## Reading text
- - - - -
At all time, both transformers will have line voltage, but only one transformer at a time will have any load current. What will be the current on the primary of the transformer that has the motor that is not in use?

Is there anymore than a negligible amount of primary current on a transformer when it is unloaded?
 

gar

Senior Member
Location
Ann Arbor, Michigan
Occupation
EE
150511-2352 EDT

You never or very seldom provide any feedback after people provide you some answers.

For your present question I suggest that you make measurements and answer your own question.

.
 

Besoeker

Senior Member
Location
UK
I have two transformer branch circuits. One is a redundant fan motor for the other one, so that only one fan will be active at a time. There are no other loads on the respective transformer circuits.

At all time, both transformers will have line voltage, but only one transformer at a time will have any load current. What will be the current on the primary of the transformer that has the motor that is not in use?

Is there anymore than a negligible amount of primary current on a transformer when it is unloaded?
Figures I have for 400kVA 3-phase unit are 2% no load current and 0.3% no load losses.
I don't know if this helps you.
 

fifty60

Senior Member
Location
USA
Generally after I get a lot of feed back I am torn between responding "Thanks everyone" and not saying anything. I was kind of under the impression that a "Thanks everyone" would needlessly bump the thread, and that may make some people mad. It probably is best to say thanks and the question has been resolved.

For this quesiont, unfortunately I have to size the service months before I actually have the machine built. I would think the no load current would be similar to what Besoeker described, somewhere in the low percentile range. I will measure it when the time comes, but was trying to confirm my understanding now.
- - - - -
## Data section
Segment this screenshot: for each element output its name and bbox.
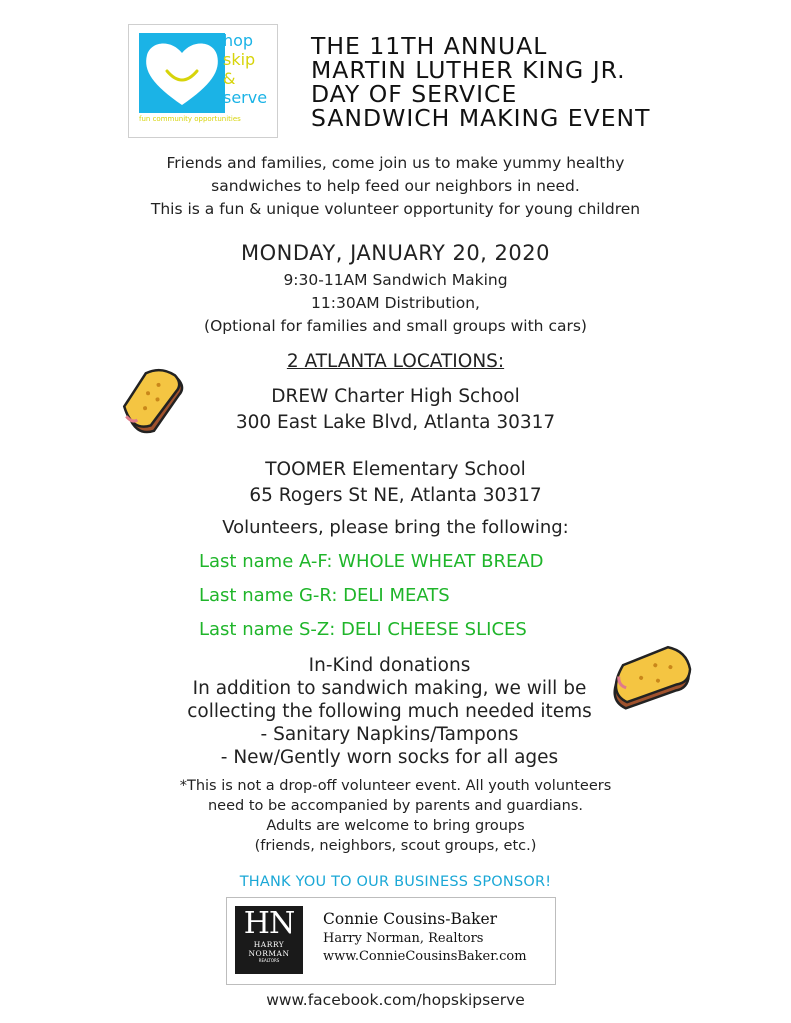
facebook-link[interactable]: www.facebook.com/hopskipserve <box>266 991 525 1009</box>
event-title <box>311 34 650 130</box>
event-date: MONDAY, JANUARY 20, 2020 <box>241 241 550 265</box>
sponsor-company: Harry Norman, Realtors <box>323 931 484 946</box>
time-distribution: 11:30AM Distribution, <box>311 294 480 312</box>
sandwich-icon <box>114 366 196 438</box>
logo-word-skip: skip <box>223 50 256 69</box>
donations-line-2: In addition to sandwich making, we will be <box>192 678 587 699</box>
donations-item-socks: - New/Gently worn socks for all ages <box>220 747 559 768</box>
logo-tagline: fun community opportunities <box>139 115 241 123</box>
logo-word-hop: hop <box>223 31 254 50</box>
title-line-4: SANDWICH MAKING EVENT <box>311 104 651 132</box>
donations-item-napkins: - Sanitary Napkins/Tampons <box>260 724 519 745</box>
time-optional-note: (Optional for families and small groups with cars) <box>204 317 587 335</box>
hop-skip-serve-logo <box>128 24 278 138</box>
logo-word-ampersand: & <box>223 69 236 88</box>
donations-line-3: collecting the following much needed items <box>187 701 592 722</box>
donations-heading: In-Kind donations <box>308 655 471 676</box>
harry-norman-logo <box>235 906 303 974</box>
note-line-3: Adults are welcome to bring groups <box>266 818 525 834</box>
volunteer-note <box>0 776 791 856</box>
sponsor-name: Connie Cousins-Baker <box>323 910 498 928</box>
note-line-4: (friends, neighbors, scout groups, etc.) <box>254 838 537 854</box>
bring-heading: Volunteers, please bring the following: <box>222 517 569 538</box>
hn-logo-norman: NORMAN <box>248 949 290 958</box>
location-drew-address: 300 East Lake Blvd, Atlanta 30317 <box>235 412 556 433</box>
hn-initials: HN <box>243 906 295 941</box>
logo-word-serve: serve <box>223 88 268 107</box>
location-drew-name: DREW Charter High School <box>271 386 520 407</box>
sponsor-website: www.ConnieCousinsBaker.com <box>323 949 527 964</box>
location-toomer <box>0 457 791 509</box>
note-line-1: *This is not a drop-off volunteer event. All youth volunteers <box>179 778 612 794</box>
location-toomer-name: TOOMER Elementary School <box>265 459 526 480</box>
heart-smile-icon <box>139 33 225 113</box>
location-toomer-address: 65 Rogers St NE, Atlanta 30317 <box>249 485 542 506</box>
intro-line-3: This is a fun & unique volunteer opportunity for young children <box>150 200 641 218</box>
sponsor-thanks: THANK YOU TO OUR BUSINESS SPONSOR! <box>239 874 552 890</box>
title-line-1: THE 11TH ANNUAL <box>311 32 548 60</box>
event-times <box>0 269 791 338</box>
intro-line-2: sandwiches to help feed our neighbors in need. <box>211 177 580 195</box>
intro-text <box>0 152 791 221</box>
bring-item-bread: Last name A-F: WHOLE WHEAT BREAD <box>199 551 544 572</box>
hn-logo-harry: HARRY <box>253 940 285 949</box>
locations-heading: 2 ATLANTA LOCATIONS: <box>286 351 505 372</box>
bring-item-meats: Last name G-R: DELI MEATS <box>199 585 450 606</box>
title-line-3: DAY OF SERVICE <box>311 80 518 108</box>
sandwich-icon <box>606 636 698 730</box>
title-line-2: MARTIN LUTHER KING JR. <box>311 56 626 84</box>
time-sandwich-making: 9:30-11AM Sandwich Making <box>283 271 508 289</box>
note-line-2: need to be accompanied by parents and guardians. <box>207 798 584 814</box>
hn-logo-realtors: REALTORS <box>258 958 280 963</box>
sponsor-card <box>226 897 556 985</box>
intro-line-1: Friends and families, come join us to make yummy healthy <box>166 154 625 172</box>
bring-item-cheese: Last name S-Z: DELI CHEESE SLICES <box>199 619 527 640</box>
- - - - -
## Task set
a: Answer the following from the transformer no-load current thread:
(i) What location is listed for the member gar?
(ii) What percentage of no-load current does Besoeker report for a 400kVA 3-phase unit?
(iii) How long before the machine is built must fifty60 size the service?
b: Continue the transformer no-load current thread from the point at which it stops.
The data is unrelated to the transformer no-load current thread.

## Final results
a:
(i) Ann Arbor, Michigan
(ii) 2%
(iii) Months before

b:
 

gar

Senior Member
Location
Ann Arbor, Michigan
Occupation
EE
150512-1012 EDT

fifty60:

Thanks is not the kind of response I am talking about. You have a problem, ask a question, and there are various responses. The kind of response that would be useful from you would be --- the problem was not solved, such and such was the solution or a partial solution, none of the suggestions were a solution, or additional research found a solution.

A small 175 VA transformer with a double bobbin construction using standard transformer iron with an EI structure has a no-load power input of 4 W at 110 V, 5 W at 120 V, and 6 W at 130 V. At 120 V this is about 3 % of the VA rating. Just sitting idle this is a big power loss.

.
 

Besoeker

Senior Member
Location
UK
150512-1012 EDT

fifty60:

Thanks is not the kind of response I am talking about. You have a problem, ask a question, and there are various responses. The kind of response that would be useful from you would be --- the problem was not solved, such and such was the solution or a partial solution, none of the suggestions were a solution, or additional research found a solution.

A small 175 VA transformer with a double bobbin construction using standard transformer iron with an EI structure has a no-load power input of 4 W at 110 V, 5 W at 120 V, and 6 W at 130 V. At 120 V this is about 3 % of the VA rating. Just sitting idle this is a big power loss.

.
That might well be case. It isn't often I've had to be concerned with the efficiency of transformers of that rating. Typically we would use 500VA as a control circuit transformer in a several hundred kW variable speed drive.
That's what the 400kVA example I gave was for.
Of course we have to provide overall drive efficiency figures. But minor losses such as in a 500VA transformer get lost in major component tolerances .
 

gar

Senior Member
Location
Ann Arbor, Michigan
Occupation
EE
150512-1644 eDT

fifty60:

In your thread "Wetting Current/PLC Input" you never came back with any feedback on how you solved your problem, and what thinking you used to arrive at a solution.

For this present thread you have not mentioned how large your fan motor loads are. If I asume 1000 W and that the fan load is continuous and the transformer is 1 kVA, possibly smaller than needed, then there is 30 W of wasted power. Per year this is about 0.03 * 8766 = 263 kWH. At $0.16 / kWH the waste cost is 263 * 0.16 = $42. Over 10 years $420. Will this pay for switching the primary instead of the secondary?

By comparison a new highly efficient refrigerator probably only averages about 60 W.

When trying to reduce energy use and costs it is important to consider various approaches. Energy use was not your question, but it is important to consider.

.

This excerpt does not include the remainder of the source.